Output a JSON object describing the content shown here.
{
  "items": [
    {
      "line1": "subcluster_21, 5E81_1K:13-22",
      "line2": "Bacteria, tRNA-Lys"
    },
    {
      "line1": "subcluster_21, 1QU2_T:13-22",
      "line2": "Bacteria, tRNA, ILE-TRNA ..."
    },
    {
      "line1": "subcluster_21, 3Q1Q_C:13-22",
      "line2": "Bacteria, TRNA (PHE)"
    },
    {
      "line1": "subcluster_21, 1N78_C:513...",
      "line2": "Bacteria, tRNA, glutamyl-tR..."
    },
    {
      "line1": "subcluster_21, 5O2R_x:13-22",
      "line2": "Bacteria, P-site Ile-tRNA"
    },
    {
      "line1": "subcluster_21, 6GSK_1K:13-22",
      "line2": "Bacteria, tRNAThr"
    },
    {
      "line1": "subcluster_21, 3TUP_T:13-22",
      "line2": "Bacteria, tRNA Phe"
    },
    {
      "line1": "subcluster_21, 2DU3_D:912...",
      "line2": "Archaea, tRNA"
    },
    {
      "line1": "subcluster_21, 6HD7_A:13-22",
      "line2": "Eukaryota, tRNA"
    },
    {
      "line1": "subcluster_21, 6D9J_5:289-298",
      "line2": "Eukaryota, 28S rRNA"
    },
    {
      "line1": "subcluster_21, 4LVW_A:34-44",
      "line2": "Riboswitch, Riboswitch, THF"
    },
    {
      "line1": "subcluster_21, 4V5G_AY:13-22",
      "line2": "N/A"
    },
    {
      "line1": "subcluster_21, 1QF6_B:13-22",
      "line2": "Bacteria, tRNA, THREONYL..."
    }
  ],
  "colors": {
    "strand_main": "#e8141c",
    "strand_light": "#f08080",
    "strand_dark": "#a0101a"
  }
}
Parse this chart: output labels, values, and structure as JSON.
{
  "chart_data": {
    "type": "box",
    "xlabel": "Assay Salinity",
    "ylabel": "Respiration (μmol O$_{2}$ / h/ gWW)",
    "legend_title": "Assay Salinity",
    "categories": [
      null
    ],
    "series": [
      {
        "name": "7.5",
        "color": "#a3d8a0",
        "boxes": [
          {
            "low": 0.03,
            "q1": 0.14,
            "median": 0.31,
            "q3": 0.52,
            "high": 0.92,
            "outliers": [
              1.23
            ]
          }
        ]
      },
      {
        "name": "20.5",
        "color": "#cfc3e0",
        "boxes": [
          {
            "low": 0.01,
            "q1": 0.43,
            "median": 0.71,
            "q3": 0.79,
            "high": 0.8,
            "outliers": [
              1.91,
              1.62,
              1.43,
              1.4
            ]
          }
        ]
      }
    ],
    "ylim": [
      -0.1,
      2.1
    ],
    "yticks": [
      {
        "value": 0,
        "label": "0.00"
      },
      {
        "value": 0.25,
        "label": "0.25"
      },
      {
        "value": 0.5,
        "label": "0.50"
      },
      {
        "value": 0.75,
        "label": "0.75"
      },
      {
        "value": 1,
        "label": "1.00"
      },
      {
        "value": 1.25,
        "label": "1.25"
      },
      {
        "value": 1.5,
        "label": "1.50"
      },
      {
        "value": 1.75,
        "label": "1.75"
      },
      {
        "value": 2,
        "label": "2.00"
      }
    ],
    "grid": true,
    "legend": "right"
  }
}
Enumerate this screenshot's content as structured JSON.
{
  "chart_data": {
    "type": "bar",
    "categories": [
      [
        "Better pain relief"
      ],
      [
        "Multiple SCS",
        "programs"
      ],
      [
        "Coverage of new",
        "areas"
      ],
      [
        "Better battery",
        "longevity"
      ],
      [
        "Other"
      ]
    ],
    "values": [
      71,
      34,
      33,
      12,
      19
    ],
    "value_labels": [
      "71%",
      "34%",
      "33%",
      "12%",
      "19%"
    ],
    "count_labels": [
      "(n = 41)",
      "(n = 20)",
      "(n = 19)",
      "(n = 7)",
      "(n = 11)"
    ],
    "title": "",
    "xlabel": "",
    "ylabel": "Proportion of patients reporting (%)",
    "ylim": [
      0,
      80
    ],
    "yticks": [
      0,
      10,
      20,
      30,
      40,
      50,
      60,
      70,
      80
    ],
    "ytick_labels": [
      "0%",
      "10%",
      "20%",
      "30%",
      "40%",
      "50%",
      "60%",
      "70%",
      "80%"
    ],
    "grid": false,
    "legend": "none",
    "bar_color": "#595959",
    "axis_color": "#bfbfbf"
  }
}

• **Task goal**
Give the complete listing again, exactly as it appears above.

• **Expected answer**
Output a JSON object describing the content shown here.
{
  "items": [
    {
      "line1": "subcluster_21, 5E81_1K:13-22",
      "line2": "Bacteria, tRNA-Lys"
    },
    {
      "line1": "subcluster_21, 1QU2_T:13-22",
      "line2": "Bacteria, tRNA, ILE-TRNA ..."
    },
    {
      "line1": "subcluster_21, 3Q1Q_C:13-22",
      "line2": "Bacteria, TRNA (PHE)"
    },
    {
      "line1": "subcluster_21, 1N78_C:513...",
      "line2": "Bacteria, tRNA, glutamyl-tR..."
    },
    {
      "line1": "subcluster_21, 5O2R_x:13-22",
      "line2": "Bacteria, P-site Ile-tRNA"
    },
    {
      "line1": "subcluster_21, 6GSK_1K:13-22",
      "line2": "Bacteria, tRNAThr"
    },
    {
      "line1": "subcluster_21, 3TUP_T:13-22",
      "line2": "Bacteria, tRNA Phe"
    },
    {
      "line1": "subcluster_21, 2DU3_D:912...",
      "line2": "Archaea, tRNA"
    },
    {
      "line1": "subcluster_21, 6HD7_A:13-22",
      "line2": "Eukaryota, tRNA"
    },
    {
      "line1": "subcluster_21, 6D9J_5:289-298",
      "line2": "Eukaryota, 28S rRNA"
    },
    {
      "line1": "subcluster_21, 4LVW_A:34-44",
      "line2": "Riboswitch, Riboswitch, THF"
    },
    {
      "line1": "subcluster_21, 4V5G_AY:13-22",
      "line2": "N/A"
    },
    {
      "line1": "subcluster_21, 1QF6_B:13-22",
      "line2": "Bacteria, tRNA, THREONYL..."
    }
  ],
  "colors": {
    "strand_main": "#e8141c",
    "strand_light": "#f08080",
    "strand_dark": "#a0101a"
  }
}
Parse this chart: output labels, values, and structure as JSON.
{
  "chart_data": {
    "type": "box",
    "xlabel": "Assay Salinity",
    "ylabel": "Respiration (μmol O$_{2}$ / h/ gWW)",
    "legend_title": "Assay Salinity",
    "categories": [
      null
    ],
    "series": [
      {
        "name": "7.5",
        "color": "#a3d8a0",
        "boxes": [
          {
            "low": 0.03,
            "q1": 0.14,
            "median": 0.31,
            "q3": 0.52,
            "high": 0.92,
            "outliers": [
              1.23
            ]
          }
        ]
      },
      {
        "name": "20.5",
        "color": "#cfc3e0",
        "boxes": [
          {
            "low": 0.01,
            "q1": 0.43,
            "median": 0.71,
            "q3": 0.79,
            "high": 0.8,
            "outliers": [
              1.91,
              1.62,
              1.43,
              1.4
            ]
          }
        ]
      }
    ],
    "ylim": [
      -0.1,
      2.1
    ],
    "yticks": [
      {
        "value": 0,
        "label": "0.00"
      },
      {
        "value": 0.25,
        "label": "0.25"
      },
      {
        "value": 0.5,
        "label": "0.50"
      },
      {
        "value": 0.75,
        "label": "0.75"
      },
      {
        "value": 1,
        "label": "1.00"
      },
      {
        "value": 1.25,
        "label": "1.25"
      },
      {
        "value": 1.5,
        "label": "1.50"
      },
      {
        "value": 1.75,
        "label": "1.75"
      },
      {
        "value": 2,
        "label": "2.00"
      }
    ],
    "grid": true,
    "legend": "right"
  }
}
Enumerate this screenshot's content as structured JSON.
{
  "chart_data": {
    "type": "bar",
    "categories": [
      [
        "Better pain relief"
      ],
      [
        "Multiple SCS",
        "programs"
      ],
      [
        "Coverage of new",
        "areas"
      ],
      [
        "Better battery",
        "longevity"
      ],
      [
        "Other"
      ]
    ],
    "values": [
      71,
      34,
      33,
      12,
      19
    ],
    "value_labels": [
      "71%",
      "34%",
      "33%",
      "12%",
      "19%"
    ],
    "count_labels": [
      "(n = 41)",
      "(n = 20)",
      "(n = 19)",
      "(n = 7)",
      "(n = 11)"
    ],
    "title": "",
    "xlabel": "",
    "ylabel": "Proportion of patients reporting (%)",
    "ylim": [
      0,
      80
    ],
    "yticks": [
      0,
      10,
      20,
      30,
      40,
      50,
      60,
      70,
      80
    ],
    "ytick_labels": [
      "0%",
      "10%",
      "20%",
      "30%",
      "40%",
      "50%",
      "60%",
      "70%",
      "80%"
    ],
    "grid": false,
    "legend": "none",
    "bar_color": "#595959",
    "axis_color": "#bfbfbf"
  }
}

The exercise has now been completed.